去っていった後も根っこで支えられている長年の親友の話
僕の今までの人生で一番の親友は、高校時代に精神科の閉鎖病棟へ入院していたことがあります。その上、そこから脱走してパトカーに囲まれ、さらに自殺を試みたため強制的に取り押さえられ、拘束されたらしいです。
彼は僕と同じ高校に通っていて、日々リストカットを繰り返していました。それも皮膚の表面を切るだけでなく、血が勢いよく噴き出すほどの深いリストカットです。
その行動の原因を僕の立場から断ずることは出来ませんが、大きな一つの要因は彼の親がとんでもない毒親だったことでしょう。
今は何冊もの毒親本が出版されています。スーザン・フォワード「毒になる親」、ダン・ニューハース「不幸にする親」、コミックエッセイの原わた「ゆがみちゃん」など。僕も読みました。そして、彼の親はこれらの書籍で語られている典型的な人間だったのです。
(ちなみに僕の親も、65項目中22項目以上に該当したら毒親育ちという判定になるチェックテストで、倍以上の53項目に該当するような毒親でした。そのせいか、彼とは他の友人と違う奇妙な連帯感を覚えることもありました)
ある日、彼の深いリストカットが保健室の先生に見つかって、紆余曲折の末、彼は精神科の閉鎖病棟へと行くことになりました。
彼は人生や人間の理性に対する執念深いほどの真摯さと集中力を持っていて、いつも深く考え込んでいました。そして怒っていました。何に怒っているのかと問うと、「神に対して怒っている」と返ってきました。
そんな彼は自らの考えから、病院での投薬や治療を拒否しました。薬は医師により呑み込んだことを口を開いて確認されるので、舌の裏に隠して呑み込まず、後にトイレに吐いていたらしいです。
しかし無事退院し、その後の彼は持ち前の爆発的なエネルギーで様々なことに挑戦していました。遊びも趣味も勉強も超真剣といった様子です。その中でも特に、大学~大学院で哲学を学んで研究することに心血を注いでいました。
二人が大学へと進学したあとも、僕らはたくさんの事柄について深く語り合いました。僕が関心のあるテーマについて真剣に話して相手が出来るのは彼以外には居ませんでした。周囲から「考えすぎだよ」「楽しければいいじゃん」と言われる度にがっかりしていました。

####################

● **課題 1**
本文によると、筆者の親友が大学から大学院にかけて特に心血を注いだことは何ですか。
● **課題 2**
本文のうち、「去っていった後も根っこで支えられている長年の親友の話」から「ことに心血を注いでいました。」までを、その語句も含めてそのまま書き写してください。
この後に示す行は、本文とは別の出典から取られたものです。

データソースから取得した行

####################

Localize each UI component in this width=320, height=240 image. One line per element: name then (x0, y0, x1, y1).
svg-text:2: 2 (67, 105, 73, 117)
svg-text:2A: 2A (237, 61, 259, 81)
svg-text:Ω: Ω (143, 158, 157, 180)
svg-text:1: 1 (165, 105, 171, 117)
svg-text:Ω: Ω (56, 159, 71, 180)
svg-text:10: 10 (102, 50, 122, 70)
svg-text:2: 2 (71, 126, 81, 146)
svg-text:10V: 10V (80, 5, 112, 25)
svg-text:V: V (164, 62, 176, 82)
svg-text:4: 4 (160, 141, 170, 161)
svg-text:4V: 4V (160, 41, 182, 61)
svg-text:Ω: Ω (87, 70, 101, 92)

####################

● **解答 1**
哲学を学んで研究することです。

● **解答 2**
去っていった後も根っこで支えられている長年の親友の話
僕の今までの人生で一番の親友は、高校時代に精神科の閉鎖病棟へ入院していたことがあります。その上、そこから脱走してパトカーに囲まれ、さらに自殺を試みたため強制的に取り押さえられ、拘束されたらしいです。
彼は僕と同じ高校に通っていて、日々リストカットを繰り返していました。それも皮膚の表面を切るだけでなく、血が勢いよく噴き出すほどの深いリストカットです。
その行動の原因を僕の立場から断ずることは出来ませんが、大きな一つの要因は彼の親がとんでもない毒親だったことでしょう。
今は何冊もの毒親本が出版されています。スーザン・フォワード「毒になる親」、ダン・ニューハース「不幸にする親」、コミックエッセイの原わた「ゆがみちゃん」など。僕も読みました。そして、彼の親はこれらの書籍で語られている典型的な人間だったのです。
(ちなみに僕の親も、65項目中22項目以上に該当したら毒親育ちという判定になるチェックテストで、倍以上の53項目に該当するような毒親でした。そのせいか、彼とは他の友人と違う奇妙な連帯感を覚えることもありました)
ある日、彼の深いリストカットが保健室の先生に見つかって、紆余曲折の末、彼は精神科の閉鎖病棟へと行くことになりました。
彼は人生や人間の理性に対する執念深いほどの真摯さと集中力を持っていて、いつも深く考え込んでいました。そして怒っていました。何に怒っているのかと問うと、「神に対して怒っている」と返ってきました。
そんな彼は自らの考えから、病院での投薬や治療を拒否しました。薬は医師により呑み込んだことを口を開いて確認されるので、舌の裏に隠して呑み込まず、後にトイレに吐いていたらしいです。
しかし無事退院し、その後の彼は持ち前の爆発的なエネルギーで様々なことに挑戦していました。遊びも趣味も勉強も超真剣といった様子です。その中でも特に、大学~大学院で哲学を学んで研究することに心血を注いでいました。